:: Exercise details ::
Find and return each line containing "JSON".

[Data records]
——

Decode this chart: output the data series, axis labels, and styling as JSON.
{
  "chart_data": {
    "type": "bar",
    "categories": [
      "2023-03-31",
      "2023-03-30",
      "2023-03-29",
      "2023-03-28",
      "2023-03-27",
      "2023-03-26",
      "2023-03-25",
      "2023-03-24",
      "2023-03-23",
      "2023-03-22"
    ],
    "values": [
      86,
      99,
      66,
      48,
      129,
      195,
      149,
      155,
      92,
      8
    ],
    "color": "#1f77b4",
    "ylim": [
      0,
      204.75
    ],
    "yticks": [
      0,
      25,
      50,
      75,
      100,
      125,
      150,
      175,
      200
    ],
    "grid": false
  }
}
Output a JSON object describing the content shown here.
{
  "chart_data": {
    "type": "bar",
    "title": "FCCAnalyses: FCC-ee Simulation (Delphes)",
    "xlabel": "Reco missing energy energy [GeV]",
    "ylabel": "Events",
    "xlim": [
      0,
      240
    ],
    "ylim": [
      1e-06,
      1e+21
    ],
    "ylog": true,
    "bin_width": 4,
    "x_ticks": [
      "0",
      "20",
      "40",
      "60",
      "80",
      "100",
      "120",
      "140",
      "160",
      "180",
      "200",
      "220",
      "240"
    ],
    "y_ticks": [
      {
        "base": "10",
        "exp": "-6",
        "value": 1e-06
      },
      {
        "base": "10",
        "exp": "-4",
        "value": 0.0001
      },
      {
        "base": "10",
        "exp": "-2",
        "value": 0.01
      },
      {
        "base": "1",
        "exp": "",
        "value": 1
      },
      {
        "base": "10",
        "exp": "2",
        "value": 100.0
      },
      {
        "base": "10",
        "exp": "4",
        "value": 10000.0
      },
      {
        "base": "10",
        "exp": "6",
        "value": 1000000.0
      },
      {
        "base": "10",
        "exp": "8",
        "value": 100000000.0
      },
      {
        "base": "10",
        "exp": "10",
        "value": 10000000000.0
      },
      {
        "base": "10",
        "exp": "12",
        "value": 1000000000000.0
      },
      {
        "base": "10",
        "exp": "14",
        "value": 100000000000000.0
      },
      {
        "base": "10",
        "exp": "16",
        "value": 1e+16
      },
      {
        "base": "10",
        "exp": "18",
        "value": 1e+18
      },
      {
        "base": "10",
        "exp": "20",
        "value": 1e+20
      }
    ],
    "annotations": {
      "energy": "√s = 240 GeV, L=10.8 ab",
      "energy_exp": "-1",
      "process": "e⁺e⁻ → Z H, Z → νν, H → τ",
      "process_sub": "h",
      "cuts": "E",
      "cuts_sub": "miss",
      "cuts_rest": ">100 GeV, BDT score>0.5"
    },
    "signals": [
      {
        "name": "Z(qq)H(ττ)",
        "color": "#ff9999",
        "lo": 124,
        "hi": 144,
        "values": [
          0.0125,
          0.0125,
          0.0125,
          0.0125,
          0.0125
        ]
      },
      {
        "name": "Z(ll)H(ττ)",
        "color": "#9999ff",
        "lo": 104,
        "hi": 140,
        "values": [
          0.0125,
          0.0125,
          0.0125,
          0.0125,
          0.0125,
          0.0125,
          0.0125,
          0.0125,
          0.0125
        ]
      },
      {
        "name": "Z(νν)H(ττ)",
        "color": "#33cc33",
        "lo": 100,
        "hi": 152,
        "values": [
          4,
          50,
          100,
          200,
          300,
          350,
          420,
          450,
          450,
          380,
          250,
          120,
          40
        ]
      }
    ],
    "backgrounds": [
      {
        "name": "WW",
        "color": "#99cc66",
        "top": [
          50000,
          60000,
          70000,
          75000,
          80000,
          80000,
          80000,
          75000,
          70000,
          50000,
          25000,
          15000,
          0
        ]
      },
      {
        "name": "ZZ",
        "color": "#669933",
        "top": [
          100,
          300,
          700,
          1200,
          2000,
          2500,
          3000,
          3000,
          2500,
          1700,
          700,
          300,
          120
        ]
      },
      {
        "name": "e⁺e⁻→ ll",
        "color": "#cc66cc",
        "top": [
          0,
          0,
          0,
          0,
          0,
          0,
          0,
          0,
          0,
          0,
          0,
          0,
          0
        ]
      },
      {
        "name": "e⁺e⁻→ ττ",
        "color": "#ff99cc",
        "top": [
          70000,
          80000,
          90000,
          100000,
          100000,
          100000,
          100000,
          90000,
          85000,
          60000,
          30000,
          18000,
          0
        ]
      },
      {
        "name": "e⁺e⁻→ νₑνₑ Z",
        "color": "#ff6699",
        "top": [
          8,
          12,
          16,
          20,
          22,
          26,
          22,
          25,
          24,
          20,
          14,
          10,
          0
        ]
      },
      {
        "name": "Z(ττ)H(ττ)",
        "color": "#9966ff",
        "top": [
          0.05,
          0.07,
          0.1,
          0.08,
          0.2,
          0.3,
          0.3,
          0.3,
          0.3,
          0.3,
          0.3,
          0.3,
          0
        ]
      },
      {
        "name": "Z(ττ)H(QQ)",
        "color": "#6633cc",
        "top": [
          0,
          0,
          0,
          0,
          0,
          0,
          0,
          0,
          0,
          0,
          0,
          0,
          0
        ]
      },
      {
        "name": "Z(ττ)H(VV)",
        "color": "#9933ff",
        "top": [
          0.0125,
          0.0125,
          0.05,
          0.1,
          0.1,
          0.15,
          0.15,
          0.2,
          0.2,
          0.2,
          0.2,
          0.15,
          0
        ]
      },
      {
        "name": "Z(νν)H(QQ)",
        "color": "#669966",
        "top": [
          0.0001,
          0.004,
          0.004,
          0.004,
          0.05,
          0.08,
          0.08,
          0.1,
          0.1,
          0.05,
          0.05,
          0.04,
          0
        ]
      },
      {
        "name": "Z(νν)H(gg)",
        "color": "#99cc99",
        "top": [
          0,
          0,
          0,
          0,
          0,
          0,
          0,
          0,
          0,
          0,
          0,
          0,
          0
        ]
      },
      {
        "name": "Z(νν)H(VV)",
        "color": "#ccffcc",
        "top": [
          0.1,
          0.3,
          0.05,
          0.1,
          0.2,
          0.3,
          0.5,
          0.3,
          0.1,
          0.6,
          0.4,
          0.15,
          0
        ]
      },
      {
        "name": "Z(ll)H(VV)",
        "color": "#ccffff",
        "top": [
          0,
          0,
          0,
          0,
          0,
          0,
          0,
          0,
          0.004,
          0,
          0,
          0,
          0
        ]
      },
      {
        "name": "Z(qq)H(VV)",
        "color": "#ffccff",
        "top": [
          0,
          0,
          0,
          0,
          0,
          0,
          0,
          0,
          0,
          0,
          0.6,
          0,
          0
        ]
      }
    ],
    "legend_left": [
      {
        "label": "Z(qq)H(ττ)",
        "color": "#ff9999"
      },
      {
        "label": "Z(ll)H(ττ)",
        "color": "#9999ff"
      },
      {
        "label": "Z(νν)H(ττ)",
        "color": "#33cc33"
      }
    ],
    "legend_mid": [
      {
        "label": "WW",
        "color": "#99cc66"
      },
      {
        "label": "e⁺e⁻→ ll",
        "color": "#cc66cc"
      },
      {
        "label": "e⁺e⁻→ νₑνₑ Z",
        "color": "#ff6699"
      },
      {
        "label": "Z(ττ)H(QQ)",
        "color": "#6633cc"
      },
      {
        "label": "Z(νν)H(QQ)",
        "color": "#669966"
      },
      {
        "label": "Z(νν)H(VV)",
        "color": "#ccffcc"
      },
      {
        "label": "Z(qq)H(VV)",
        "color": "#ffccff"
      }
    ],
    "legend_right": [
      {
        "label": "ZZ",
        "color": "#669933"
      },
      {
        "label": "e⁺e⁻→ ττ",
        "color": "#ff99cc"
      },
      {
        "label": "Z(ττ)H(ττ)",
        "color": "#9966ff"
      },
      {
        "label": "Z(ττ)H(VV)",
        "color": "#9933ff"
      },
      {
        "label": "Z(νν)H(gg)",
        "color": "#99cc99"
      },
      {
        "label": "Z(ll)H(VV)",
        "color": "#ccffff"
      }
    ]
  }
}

——

:: Answer to this exercise ::
Decode this chart: output the data series, axis labels, and styling as JSON.
Output a JSON object describing the content shown here.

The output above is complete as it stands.